### WHAT YOU WILL DO
Return the lines where the word "Registry" occurs.

### DATA SHOWN
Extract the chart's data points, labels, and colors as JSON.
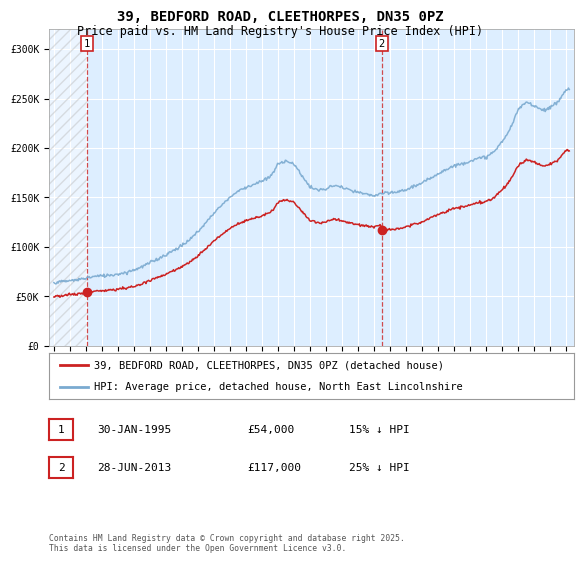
{
  "title": "39, BEDFORD ROAD, CLEETHORPES, DN35 0PZ",
  "subtitle": "Price paid vs. HM Land Registry's House Price Index (HPI)",
  "background_color": "#ffffff",
  "plot_bg_color": "#ddeeff",
  "hatch_end_year": 1995.08,
  "ylim": [
    0,
    320000
  ],
  "xlim_start": 1992.7,
  "xlim_end": 2025.5,
  "yticks": [
    0,
    50000,
    100000,
    150000,
    200000,
    250000,
    300000
  ],
  "ytick_labels": [
    "£0",
    "£50K",
    "£100K",
    "£150K",
    "£200K",
    "£250K",
    "£300K"
  ],
  "xticks": [
    1993,
    1994,
    1995,
    1996,
    1997,
    1998,
    1999,
    2000,
    2001,
    2002,
    2003,
    2004,
    2005,
    2006,
    2007,
    2008,
    2009,
    2010,
    2011,
    2012,
    2013,
    2014,
    2015,
    2016,
    2017,
    2018,
    2019,
    2020,
    2021,
    2022,
    2023,
    2024,
    2025
  ],
  "sale1_x": 1995.08,
  "sale1_y": 54000,
  "sale1_label": "1",
  "sale2_x": 2013.49,
  "sale2_y": 117000,
  "sale2_label": "2",
  "red_line_color": "#cc2222",
  "blue_line_color": "#7aaad0",
  "legend_line1": "39, BEDFORD ROAD, CLEETHORPES, DN35 0PZ (detached house)",
  "legend_line2": "HPI: Average price, detached house, North East Lincolnshire",
  "annotation1_date": "30-JAN-1995",
  "annotation1_price": "£54,000",
  "annotation1_hpi": "15% ↓ HPI",
  "annotation2_date": "28-JUN-2013",
  "annotation2_price": "£117,000",
  "annotation2_hpi": "25% ↓ HPI",
  "footer": "Contains HM Land Registry data © Crown copyright and database right 2025.\nThis data is licensed under the Open Government Licence v3.0.",
  "title_fontsize": 10,
  "subtitle_fontsize": 8.5,
  "tick_fontsize": 7,
  "legend_fontsize": 7.5,
  "annotation_fontsize": 8
}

### EXERCISE RESPONSE
  "subtitle": "Price paid vs. HM Land Registry's House Price Index (HPI)",
  "footer": "Contains HM Land Registry data © Crown copyright and database right 2025.\nThis data is licensed under the Open Government Licence v3.0.",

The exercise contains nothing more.